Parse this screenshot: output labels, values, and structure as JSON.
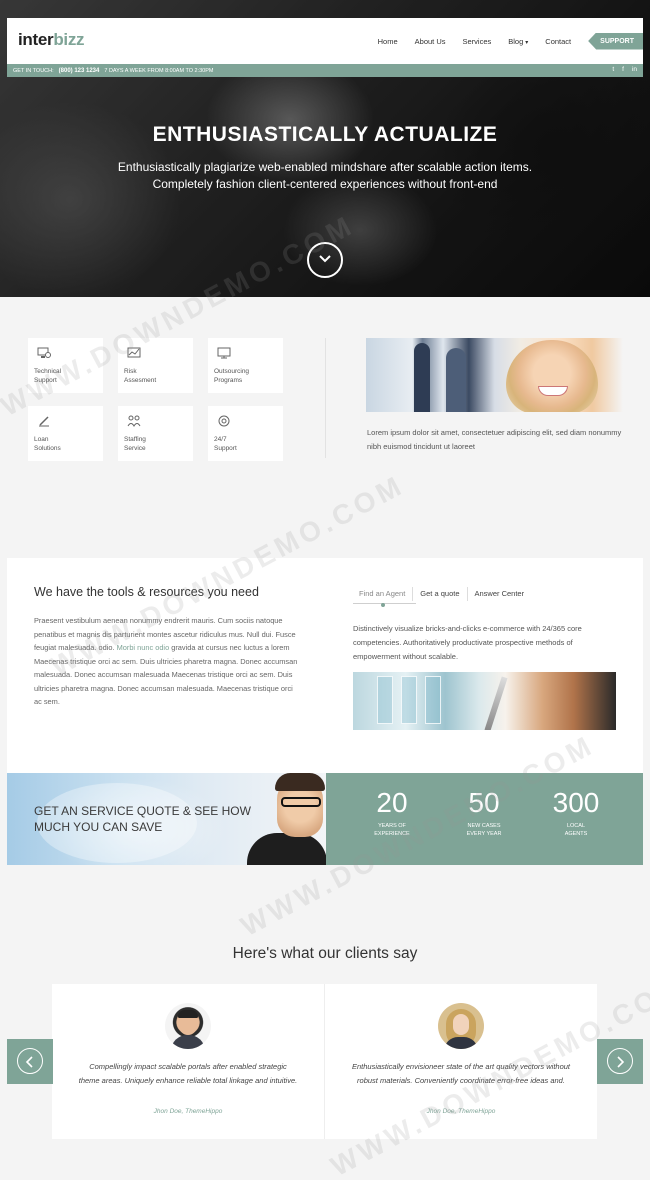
{
  "brand": {
    "logo_main": "inter",
    "logo_accent": "bizz",
    "accent_color": "#7fa497"
  },
  "nav": {
    "items": [
      "Home",
      "About Us",
      "Services",
      "Blog",
      "Contact"
    ],
    "blog_caret": "▾",
    "support_label": "SUPPORT"
  },
  "topbar": {
    "get_in_touch": "GET IN TOUCH:",
    "phone": "(800) 123 1234",
    "hours": "7 DAYS A WEEK FROM 8:00AM TO 2:30PM",
    "social": [
      "twitter-icon",
      "facebook-icon",
      "linkedin-icon"
    ],
    "social_glyphs": [
      "t",
      "f",
      "in"
    ]
  },
  "hero": {
    "title": "ENTHUSIASTICALLY ACTUALIZE",
    "subtitle_line1": "Enthusiastically plagiarize web-enabled mindshare after scalable action items.",
    "subtitle_line2": "Completely fashion client-centered experiences without front-end"
  },
  "services": {
    "cards": [
      {
        "label": "Technical\nSupport",
        "icon": "monitor-support-icon"
      },
      {
        "label": "Risk\nAssesment",
        "icon": "chart-icon"
      },
      {
        "label": "Outsourcing\nPrograms",
        "icon": "screen-icon"
      },
      {
        "label": "Loan\nSolutions",
        "icon": "pen-icon"
      },
      {
        "label": "Staffing\nService",
        "icon": "people-icon"
      },
      {
        "label": "24/7\nSupport",
        "icon": "lifebuoy-icon"
      }
    ],
    "text": "Lorem ipsum dolor sit amet, consectetuer adipiscing elit, sed diam nonummy nibh euismod tincidunt ut laoreet"
  },
  "tools": {
    "heading": "We have the tools & resources you need",
    "para_before_link": "Praesent vestibulum aenean nonummy endrerit mauris. Cum sociis natoque penatibus et magnis dis parturient montes ascetur ridiculus mus. Null dui. Fusce feugiat malesuada. odio. ",
    "para_link": "Morbi nunc odio",
    "para_after_link": " gravida at cursus nec luctus a lorem Maecenas tristique orci ac sem. Duis ultricies pharetra magna. Donec accumsan malesuada. Donec accumsan malesuada Maecenas tristique orci ac sem. Duis ultricies pharetra magna. Donec accumsan malesuada. Maecenas tristique orci ac sem.",
    "tabs": [
      "Find an Agent",
      "Get a quote",
      "Answer Center"
    ],
    "tab_text": "Distinctively visualize bricks-and-clicks e-commerce with 24/365 core competencies. Authoritatively productivate prospective methods of empowerment without scalable."
  },
  "quote": {
    "text": "GET AN SERVICE QUOTE & SEE HOW MUCH YOU CAN SAVE"
  },
  "stats": [
    {
      "number": "20",
      "label": "YEARS OF\nEXPERIENCE"
    },
    {
      "number": "50",
      "label": "NEW CASES\nEVERY YEAR"
    },
    {
      "number": "300",
      "label": "LOCAL\nAGENTS"
    }
  ],
  "testimonials": {
    "heading": "Here's what our clients say",
    "items": [
      {
        "quote": "Compellingly impact scalable portals after enabled strategic theme areas. Uniquely enhance reliable total linkage and intuitive.",
        "author": "Jhon Doe, ThemeHippo"
      },
      {
        "quote": "Enthusiastically envisioneer state of the art quality vectors without robust materials. Conveniently coordinate error-free ideas and.",
        "author": "Jhon Doe, ThemeHippo"
      }
    ]
  },
  "watermark": "WWW.DOWNDEMO.COM"
}
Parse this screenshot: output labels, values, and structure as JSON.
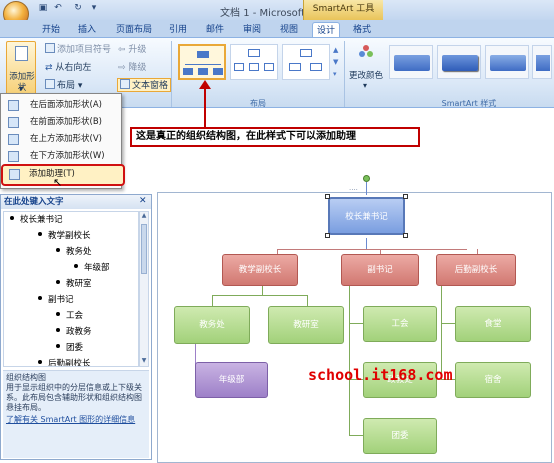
{
  "window": {
    "title": "文档 1 - Microsoft Word"
  },
  "context_tab": {
    "label": "SmartArt 工具"
  },
  "tabs": [
    "开始",
    "插入",
    "页面布局",
    "引用",
    "邮件",
    "审阅",
    "视图",
    "设计",
    "格式"
  ],
  "ribbon": {
    "add_shape": "添加形状",
    "add_bullet": "添加项目符号",
    "right_to_left": "从右向左",
    "layout": "布局",
    "promote": "升级",
    "demote": "降级",
    "text_pane": "文本窗格",
    "group_layout": "布局",
    "change_colors": "更改颜色",
    "group_styles": "SmartArt 样式"
  },
  "menu": {
    "items": [
      "在后面添加形状(A)",
      "在前面添加形状(B)",
      "在上方添加形状(V)",
      "在下方添加形状(W)",
      "添加助理(T)"
    ]
  },
  "callout": {
    "text": "这是真正的组织结构图，在此样式下可以添加助理"
  },
  "text_pane": {
    "title": "在此处键入文字",
    "items": [
      {
        "text": "校长兼书记",
        "level": 0
      },
      {
        "text": "教学副校长",
        "level": 1
      },
      {
        "text": "教务处",
        "level": 2
      },
      {
        "text": "年级部",
        "level": 3
      },
      {
        "text": "教研室",
        "level": 2
      },
      {
        "text": "副书记",
        "level": 1
      },
      {
        "text": "工会",
        "level": 2
      },
      {
        "text": "政教务",
        "level": 2
      },
      {
        "text": "团委",
        "level": 2
      },
      {
        "text": "后勤副校长",
        "level": 1
      }
    ],
    "desc_title": "组织结构图",
    "desc_body": "用于显示组织中的分层信息或上下级关系。此布局包含辅助形状和组织结构图悬挂布局。",
    "desc_link": "了解有关 SmartArt 图形的详细信息"
  },
  "chart": {
    "root": "校长兼书记",
    "level1": [
      "教学副校长",
      "副书记",
      "后勤副校长"
    ],
    "l2_left": [
      "教务处",
      "教研室"
    ],
    "l3": "年级部",
    "l2_mid": [
      "工会",
      "政教处",
      "团委"
    ],
    "l2_right": [
      "食堂",
      "宿舍"
    ]
  },
  "watermark": "school.it168.com"
}
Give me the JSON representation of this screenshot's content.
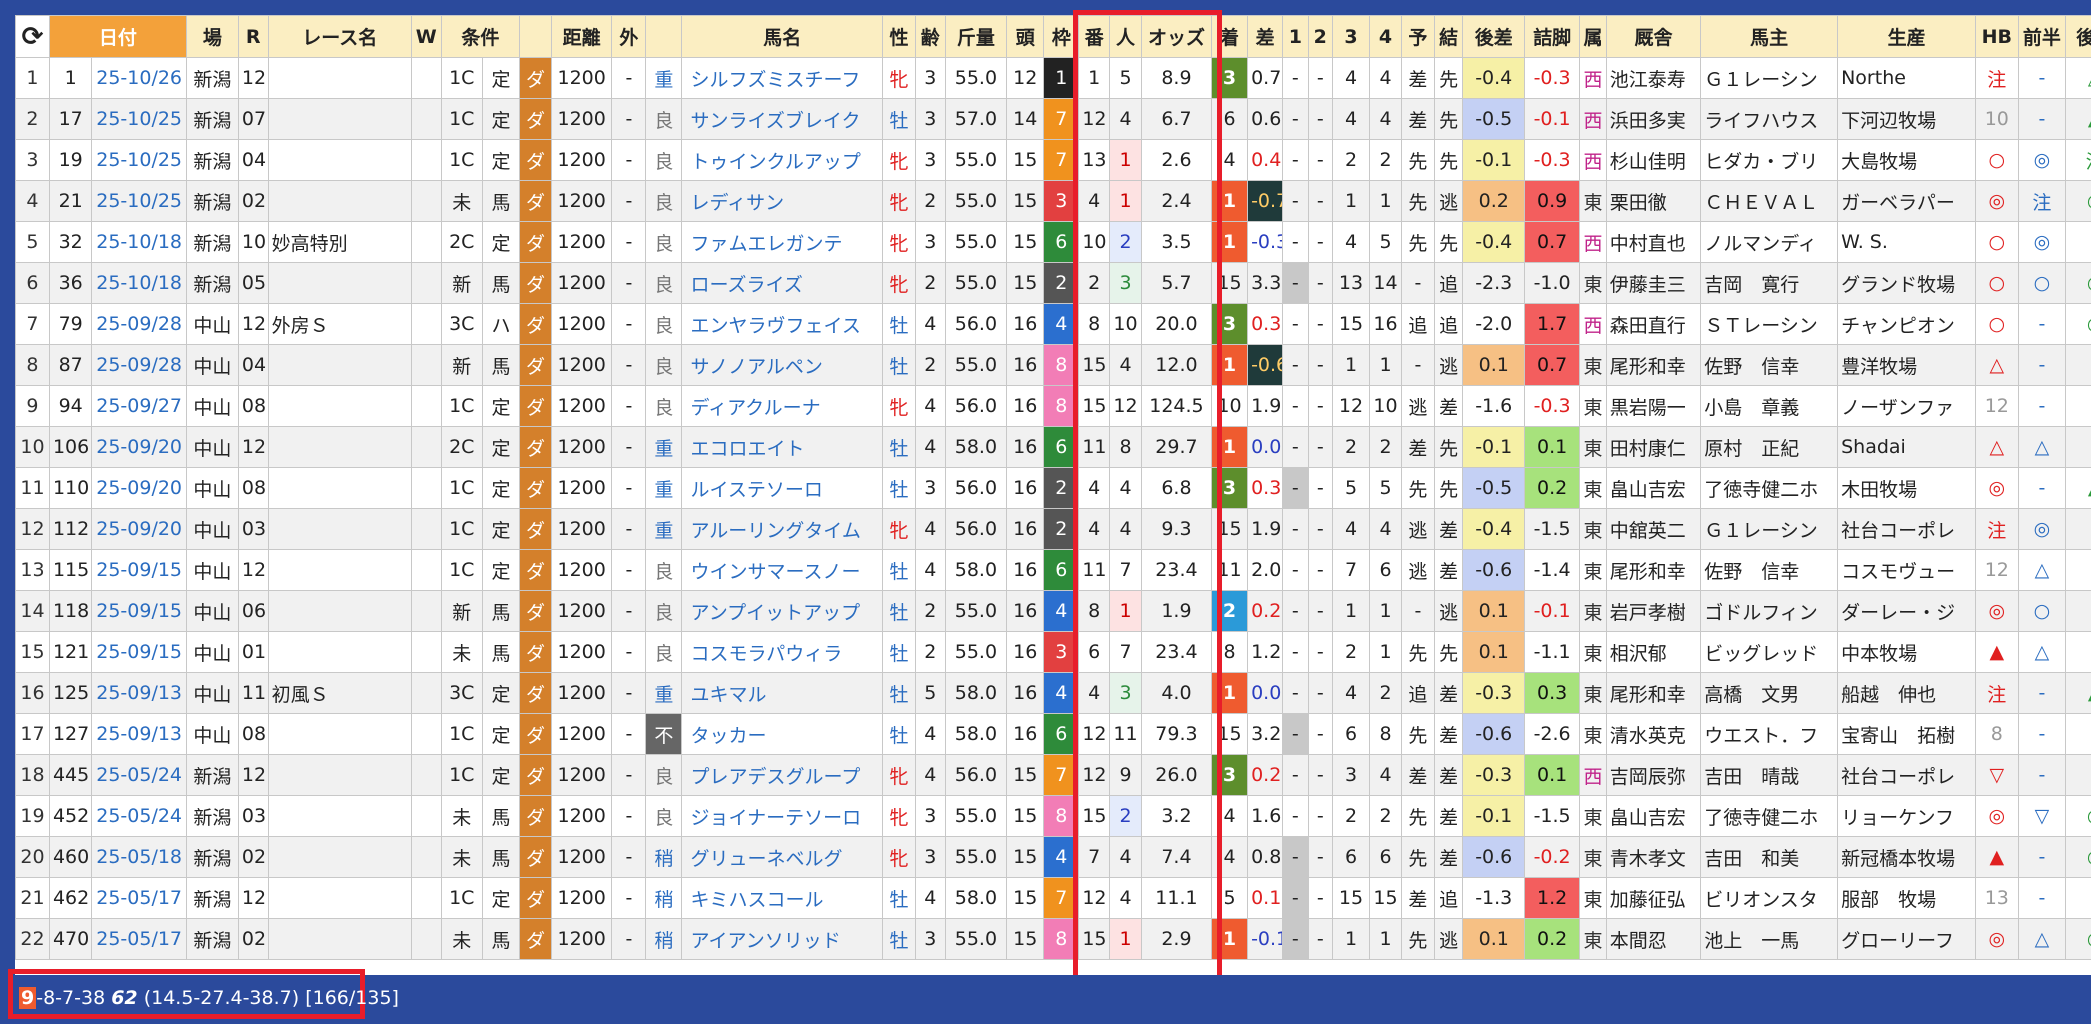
{
  "headers": [
    "",
    "日付",
    "場",
    "R",
    "レース名",
    "W",
    "条件",
    "",
    "",
    "距離",
    "外",
    "",
    "馬名",
    "性",
    "齢",
    "斤量",
    "頭",
    "枠",
    "番",
    "人",
    "オッズ",
    "着",
    "差",
    "1",
    "2",
    "3",
    "4",
    "予",
    "結",
    "後差",
    "詰脚",
    "属",
    "厩舎",
    "馬主",
    "生産",
    "HB",
    "前半",
    "後半"
  ],
  "refresh_icon": "refresh-icon",
  "rows": [
    [
      "1",
      "1",
      "25-10/26",
      "新潟",
      "12",
      "",
      "",
      "1C",
      "定",
      "ダ",
      "1200",
      "-",
      "重",
      "シルフズミスチーフ",
      "牝",
      "3",
      "55.0",
      "12",
      "1",
      "1",
      "5",
      "8.9",
      "3",
      "0.7",
      "-",
      "-",
      "4",
      "4",
      "差",
      "先",
      "-0.4",
      "-0.3",
      "西",
      "池江泰寿",
      "Ｇ１レーシン",
      "Northe",
      "注",
      "-",
      "△"
    ],
    [
      "2",
      "17",
      "25-10/25",
      "新潟",
      "07",
      "",
      "",
      "1C",
      "定",
      "ダ",
      "1200",
      "-",
      "良",
      "サンライズブレイク",
      "牡",
      "3",
      "57.0",
      "14",
      "7",
      "12",
      "4",
      "6.7",
      "6",
      "0.6",
      "-",
      "-",
      "4",
      "4",
      "差",
      "先",
      "-0.5",
      "-0.1",
      "西",
      "浜田多実",
      "ライフハウス",
      "下河辺牧場",
      "10",
      "-",
      "▲"
    ],
    [
      "3",
      "19",
      "25-10/25",
      "新潟",
      "04",
      "",
      "",
      "1C",
      "定",
      "ダ",
      "1200",
      "-",
      "良",
      "トゥインクルアップ",
      "牝",
      "3",
      "55.0",
      "15",
      "7",
      "13",
      "1",
      "2.6",
      "4",
      "0.4",
      "-",
      "-",
      "2",
      "2",
      "先",
      "先",
      "-0.1",
      "-0.3",
      "西",
      "杉山佳明",
      "ヒダカ・ブリ",
      "大島牧場",
      "○",
      "◎",
      "注"
    ],
    [
      "4",
      "21",
      "25-10/25",
      "新潟",
      "02",
      "",
      "",
      "未",
      "馬",
      "ダ",
      "1200",
      "-",
      "良",
      "レディサン",
      "牝",
      "2",
      "55.0",
      "15",
      "3",
      "4",
      "1",
      "2.4",
      "1",
      "-0.7",
      "-",
      "-",
      "1",
      "1",
      "先",
      "逃",
      "0.2",
      "0.9",
      "東",
      "栗田徹",
      "ＣＨＥＶＡＬ",
      "ガーベラパー",
      "◎",
      "注",
      "◎"
    ],
    [
      "5",
      "32",
      "25-10/18",
      "新潟",
      "10",
      "妙高特別",
      "",
      "2C",
      "定",
      "ダ",
      "1200",
      "-",
      "良",
      "ファムエレガンテ",
      "牝",
      "3",
      "55.0",
      "15",
      "6",
      "10",
      "2",
      "3.5",
      "1",
      "-0.3",
      "-",
      "-",
      "4",
      "5",
      "先",
      "先",
      "-0.4",
      "0.7",
      "西",
      "中村直也",
      "ノルマンディ",
      "W. S.",
      "○",
      "◎",
      "-"
    ],
    [
      "6",
      "36",
      "25-10/18",
      "新潟",
      "05",
      "",
      "",
      "新",
      "馬",
      "ダ",
      "1200",
      "-",
      "良",
      "ローズライズ",
      "牝",
      "2",
      "55.0",
      "15",
      "2",
      "2",
      "3",
      "5.7",
      "15",
      "3.3",
      "-",
      "-",
      "13",
      "14",
      "-",
      "追",
      "-2.3",
      "-1.0",
      "東",
      "伊藤圭三",
      "吉岡　寛行",
      "グランド牧場",
      "○",
      "○",
      "○"
    ],
    [
      "7",
      "79",
      "25-09/28",
      "中山",
      "12",
      "外房Ｓ",
      "",
      "3C",
      "ハ",
      "ダ",
      "1200",
      "-",
      "良",
      "エンヤラヴフェイス",
      "牡",
      "4",
      "56.0",
      "16",
      "4",
      "8",
      "10",
      "20.0",
      "3",
      "0.3",
      "-",
      "-",
      "15",
      "16",
      "追",
      "追",
      "-2.0",
      "1.7",
      "西",
      "森田直行",
      "ＳＴレーシン",
      "チャンピオン",
      "○",
      "-",
      "◎"
    ],
    [
      "8",
      "87",
      "25-09/28",
      "中山",
      "04",
      "",
      "",
      "新",
      "馬",
      "ダ",
      "1200",
      "-",
      "良",
      "サノノアルペン",
      "牡",
      "2",
      "55.0",
      "16",
      "8",
      "15",
      "4",
      "12.0",
      "1",
      "-0.6",
      "-",
      "-",
      "1",
      "1",
      "-",
      "逃",
      "0.1",
      "0.7",
      "東",
      "尾形和幸",
      "佐野　信幸",
      "豊洋牧場",
      "△",
      "-",
      "-"
    ],
    [
      "9",
      "94",
      "25-09/27",
      "中山",
      "08",
      "",
      "",
      "1C",
      "定",
      "ダ",
      "1200",
      "-",
      "良",
      "ディアクルーナ",
      "牝",
      "4",
      "56.0",
      "16",
      "8",
      "15",
      "12",
      "124.5",
      "10",
      "1.9",
      "-",
      "-",
      "12",
      "10",
      "逃",
      "差",
      "-1.6",
      "-0.3",
      "東",
      "黒岩陽一",
      "小島　章義",
      "ノーザンファ",
      "12",
      "-",
      "-"
    ],
    [
      "10",
      "106",
      "25-09/20",
      "中山",
      "12",
      "",
      "",
      "2C",
      "定",
      "ダ",
      "1200",
      "-",
      "重",
      "エコロエイト",
      "牡",
      "4",
      "58.0",
      "16",
      "6",
      "11",
      "8",
      "29.7",
      "1",
      "0.0",
      "-",
      "-",
      "2",
      "2",
      "差",
      "先",
      "-0.1",
      "0.1",
      "東",
      "田村康仁",
      "原村　正紀",
      "Shadai",
      "△",
      "△",
      "-"
    ],
    [
      "11",
      "110",
      "25-09/20",
      "中山",
      "08",
      "",
      "",
      "1C",
      "定",
      "ダ",
      "1200",
      "-",
      "重",
      "ルイステソーロ",
      "牡",
      "3",
      "56.0",
      "16",
      "2",
      "4",
      "4",
      "6.8",
      "3",
      "0.3",
      "-",
      "-",
      "5",
      "5",
      "先",
      "先",
      "-0.5",
      "0.2",
      "東",
      "畠山吉宏",
      "了徳寺健二ホ",
      "木田牧場",
      "◎",
      "-",
      "▲"
    ],
    [
      "12",
      "112",
      "25-09/20",
      "中山",
      "03",
      "",
      "",
      "1C",
      "定",
      "ダ",
      "1200",
      "-",
      "重",
      "アルーリングタイム",
      "牝",
      "4",
      "56.0",
      "16",
      "2",
      "4",
      "4",
      "9.3",
      "15",
      "1.9",
      "-",
      "-",
      "4",
      "4",
      "逃",
      "差",
      "-0.4",
      "-1.5",
      "東",
      "中舘英二",
      "Ｇ１レーシン",
      "社台コーポレ",
      "注",
      "◎",
      "-"
    ],
    [
      "13",
      "115",
      "25-09/15",
      "中山",
      "12",
      "",
      "",
      "1C",
      "定",
      "ダ",
      "1200",
      "-",
      "良",
      "ウインサマースノー",
      "牡",
      "4",
      "58.0",
      "16",
      "6",
      "11",
      "7",
      "23.4",
      "11",
      "2.0",
      "-",
      "-",
      "7",
      "6",
      "逃",
      "差",
      "-0.6",
      "-1.4",
      "東",
      "尾形和幸",
      "佐野　信幸",
      "コスモヴュー",
      "12",
      "△",
      "-"
    ],
    [
      "14",
      "118",
      "25-09/15",
      "中山",
      "06",
      "",
      "",
      "新",
      "馬",
      "ダ",
      "1200",
      "-",
      "良",
      "アンプイットアップ",
      "牡",
      "2",
      "55.0",
      "16",
      "4",
      "8",
      "1",
      "1.9",
      "2",
      "0.2",
      "-",
      "-",
      "1",
      "1",
      "-",
      "逃",
      "0.1",
      "-0.1",
      "東",
      "岩戸孝樹",
      "ゴドルフィン",
      "ダーレー・ジ",
      "◎",
      "○",
      "-"
    ],
    [
      "15",
      "121",
      "25-09/15",
      "中山",
      "01",
      "",
      "",
      "未",
      "馬",
      "ダ",
      "1200",
      "-",
      "良",
      "コスモラパウィラ",
      "牡",
      "2",
      "55.0",
      "16",
      "3",
      "6",
      "7",
      "23.4",
      "8",
      "1.2",
      "-",
      "-",
      "2",
      "1",
      "先",
      "先",
      "0.1",
      "-1.1",
      "東",
      "相沢郁",
      "ビッグレッド",
      "中本牧場",
      "▲",
      "△",
      "-"
    ],
    [
      "16",
      "125",
      "25-09/13",
      "中山",
      "11",
      "初風Ｓ",
      "",
      "3C",
      "定",
      "ダ",
      "1200",
      "-",
      "重",
      "ユキマル",
      "牡",
      "5",
      "58.0",
      "16",
      "4",
      "4",
      "3",
      "4.0",
      "1",
      "0.0",
      "-",
      "-",
      "4",
      "2",
      "追",
      "差",
      "-0.3",
      "0.3",
      "東",
      "尾形和幸",
      "高橋　文男",
      "船越　伸也",
      "注",
      "-",
      "▲"
    ],
    [
      "17",
      "127",
      "25-09/13",
      "中山",
      "08",
      "",
      "",
      "1C",
      "定",
      "ダ",
      "1200",
      "-",
      "不",
      "タッカー",
      "牡",
      "4",
      "58.0",
      "16",
      "6",
      "12",
      "11",
      "79.3",
      "15",
      "3.2",
      "-",
      "-",
      "6",
      "8",
      "先",
      "差",
      "-0.6",
      "-2.6",
      "東",
      "清水英克",
      "ウエスト．フ",
      "宝寄山　拓樹",
      "8",
      "-",
      "-"
    ],
    [
      "18",
      "445",
      "25-05/24",
      "新潟",
      "12",
      "",
      "",
      "1C",
      "定",
      "ダ",
      "1200",
      "-",
      "良",
      "プレアデスグループ",
      "牝",
      "4",
      "56.0",
      "15",
      "7",
      "12",
      "9",
      "26.0",
      "3",
      "0.2",
      "-",
      "-",
      "3",
      "4",
      "差",
      "差",
      "-0.3",
      "0.1",
      "西",
      "吉岡辰弥",
      "吉田　晴哉",
      "社台コーポレ",
      "▽",
      "-",
      "-"
    ],
    [
      "19",
      "452",
      "25-05/24",
      "新潟",
      "03",
      "",
      "",
      "未",
      "馬",
      "ダ",
      "1200",
      "-",
      "良",
      "ジョイナーテソーロ",
      "牝",
      "3",
      "55.0",
      "15",
      "8",
      "15",
      "2",
      "3.2",
      "4",
      "1.6",
      "-",
      "-",
      "2",
      "2",
      "先",
      "差",
      "-0.1",
      "-1.5",
      "東",
      "畠山吉宏",
      "了徳寺健二ホ",
      "リョーケンフ",
      "◎",
      "▽",
      "○"
    ],
    [
      "20",
      "460",
      "25-05/18",
      "新潟",
      "02",
      "",
      "",
      "未",
      "馬",
      "ダ",
      "1200",
      "-",
      "稍",
      "グリューネベルグ",
      "牝",
      "3",
      "55.0",
      "15",
      "4",
      "7",
      "4",
      "7.4",
      "4",
      "0.8",
      "-",
      "-",
      "6",
      "6",
      "先",
      "差",
      "-0.6",
      "-0.2",
      "東",
      "青木孝文",
      "吉田　和美",
      "新冠橋本牧場",
      "▲",
      "-",
      "◎"
    ],
    [
      "21",
      "462",
      "25-05/17",
      "新潟",
      "12",
      "",
      "",
      "1C",
      "定",
      "ダ",
      "1200",
      "-",
      "稍",
      "キミハスコール",
      "牡",
      "4",
      "58.0",
      "15",
      "7",
      "12",
      "4",
      "11.1",
      "5",
      "0.1",
      "-",
      "-",
      "15",
      "15",
      "差",
      "追",
      "-1.3",
      "1.2",
      "東",
      "加藤征弘",
      "ビリオンスタ",
      "服部　牧場",
      "13",
      "-",
      "-"
    ],
    [
      "22",
      "470",
      "25-05/17",
      "新潟",
      "02",
      "",
      "",
      "未",
      "馬",
      "ダ",
      "1200",
      "-",
      "稍",
      "アイアンソリッド",
      "牡",
      "3",
      "55.0",
      "15",
      "8",
      "15",
      "1",
      "2.9",
      "1",
      "-0.1",
      "-",
      "-",
      "1",
      "1",
      "先",
      "逃",
      "0.1",
      "0.2",
      "東",
      "本間忍",
      "池上　一馬",
      "グローリーフ",
      "◎",
      "△",
      "○"
    ]
  ],
  "summary": {
    "wins": "9",
    "rest": "-8-7-38",
    "total": "62",
    "rates": "(14.5-27.4-38.7)",
    "ratio": "[166/135]"
  },
  "colors": {
    "background": "#2b4a9c",
    "date_header": "#f3a13a",
    "highlight_box": "#e81d2a",
    "finish_1": "#ef5b2f",
    "finish_2": "#2b9ad8",
    "finish_3": "#5d8e2c"
  }
}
○ ○ ○ ○ ○ ○ ○
*Your objective:* Among the entries, how many lines include the word "scalable"? Answer with a single number and nothing further.

*The answer:* 3